-- START OF MATERIAL FOR THIS EXERCISE --
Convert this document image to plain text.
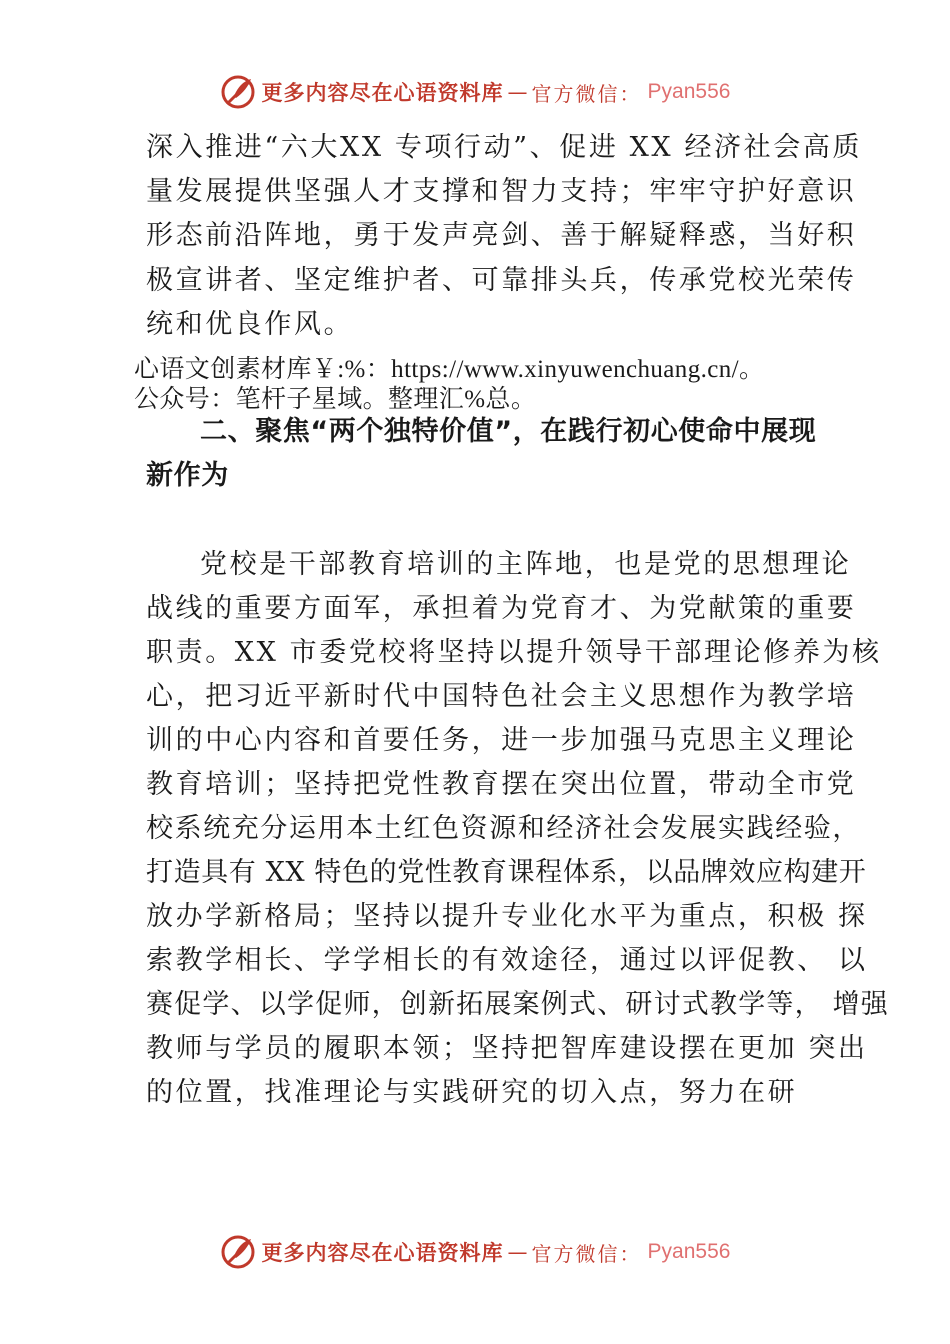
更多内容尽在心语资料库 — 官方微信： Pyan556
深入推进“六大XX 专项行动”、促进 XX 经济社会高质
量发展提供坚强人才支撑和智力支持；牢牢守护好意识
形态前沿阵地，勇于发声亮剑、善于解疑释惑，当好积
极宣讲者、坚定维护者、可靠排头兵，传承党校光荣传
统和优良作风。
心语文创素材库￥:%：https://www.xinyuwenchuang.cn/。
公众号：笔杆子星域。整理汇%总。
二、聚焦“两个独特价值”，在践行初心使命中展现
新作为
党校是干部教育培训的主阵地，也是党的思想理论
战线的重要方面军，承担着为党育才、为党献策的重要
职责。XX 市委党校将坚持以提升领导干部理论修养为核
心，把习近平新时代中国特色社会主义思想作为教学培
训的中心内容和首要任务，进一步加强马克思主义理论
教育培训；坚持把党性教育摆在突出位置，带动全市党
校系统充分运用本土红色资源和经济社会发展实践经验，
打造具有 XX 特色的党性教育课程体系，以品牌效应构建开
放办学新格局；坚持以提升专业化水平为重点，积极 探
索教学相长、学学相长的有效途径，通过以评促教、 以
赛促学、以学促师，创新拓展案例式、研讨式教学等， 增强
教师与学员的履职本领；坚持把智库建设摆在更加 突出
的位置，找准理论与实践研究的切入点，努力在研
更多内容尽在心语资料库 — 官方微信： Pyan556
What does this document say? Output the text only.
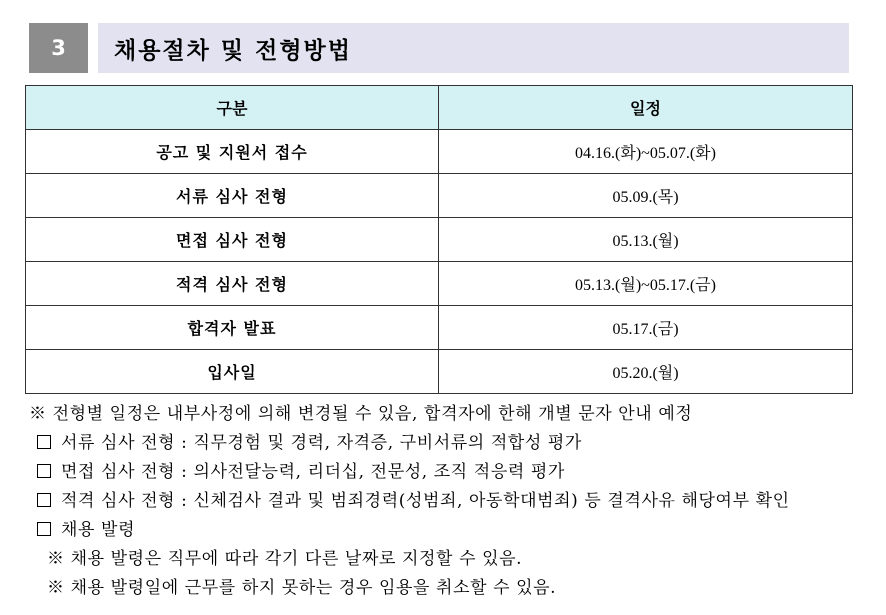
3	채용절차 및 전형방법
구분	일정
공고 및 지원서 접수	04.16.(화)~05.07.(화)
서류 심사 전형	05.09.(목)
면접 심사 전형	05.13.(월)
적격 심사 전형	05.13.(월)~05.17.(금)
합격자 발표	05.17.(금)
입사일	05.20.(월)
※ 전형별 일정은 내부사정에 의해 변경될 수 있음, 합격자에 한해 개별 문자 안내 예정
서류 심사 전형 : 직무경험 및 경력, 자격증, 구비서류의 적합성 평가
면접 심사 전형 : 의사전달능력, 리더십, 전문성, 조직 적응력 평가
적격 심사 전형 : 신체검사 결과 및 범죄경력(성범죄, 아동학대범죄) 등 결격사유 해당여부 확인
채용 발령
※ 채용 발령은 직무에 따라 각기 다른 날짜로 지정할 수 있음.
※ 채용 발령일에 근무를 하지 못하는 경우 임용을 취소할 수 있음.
-- END OF MATERIAL FOR THIS EXERCISE --
[TO BE DONE]: Nothing in the entries should change as you copy them, except that the pictures are left out.

[ANSWER TO THE EXERCISE]:
Convert this document image to plain text.
更多内容尽在心语资料库 — 官方微信： Pyan556
深入推进“六大XX 专项行动”、促进 XX 经济社会高质
量发展提供坚强人才支撑和智力支持；牢牢守护好意识
形态前沿阵地，勇于发声亮剑、善于解疑释惑，当好积
极宣讲者、坚定维护者、可靠排头兵，传承党校光荣传
统和优良作风。
心语文创素材库￥:%：https://www.xinyuwenchuang.cn/。
公众号：笔杆子星域。整理汇%总。
二、聚焦“两个独特价值”，在践行初心使命中展现
新作为
党校是干部教育培训的主阵地，也是党的思想理论
战线的重要方面军，承担着为党育才、为党献策的重要
职责。XX 市委党校将坚持以提升领导干部理论修养为核
心，把习近平新时代中国特色社会主义思想作为教学培
训的中心内容和首要任务，进一步加强马克思主义理论
教育培训；坚持把党性教育摆在突出位置，带动全市党
校系统充分运用本土红色资源和经济社会发展实践经验，
打造具有 XX 特色的党性教育课程体系，以品牌效应构建开
放办学新格局；坚持以提升专业化水平为重点，积极 探
索教学相长、学学相长的有效途径，通过以评促教、 以
赛促学、以学促师，创新拓展案例式、研讨式教学等， 增强
教师与学员的履职本领；坚持把智库建设摆在更加 突出
的位置，找准理论与实践研究的切入点，努力在研
更多内容尽在心语资料库 — 官方微信： Pyan556
What does this document say? Output the text only.
3	채용절차 및 전형방법
구분	일정
공고 및 지원서 접수	04.16.(화)~05.07.(화)
서류 심사 전형	05.09.(목)
면접 심사 전형	05.13.(월)
적격 심사 전형	05.13.(월)~05.17.(금)
합격자 발표	05.17.(금)
입사일	05.20.(월)
※ 전형별 일정은 내부사정에 의해 변경될 수 있음, 합격자에 한해 개별 문자 안내 예정
서류 심사 전형 : 직무경험 및 경력, 자격증, 구비서류의 적합성 평가
면접 심사 전형 : 의사전달능력, 리더십, 전문성, 조직 적응력 평가
적격 심사 전형 : 신체검사 결과 및 범죄경력(성범죄, 아동학대범죄) 등 결격사유 해당여부 확인
채용 발령
※ 채용 발령은 직무에 따라 각기 다른 날짜로 지정할 수 있음.
※ 채용 발령일에 근무를 하지 못하는 경우 임용을 취소할 수 있음.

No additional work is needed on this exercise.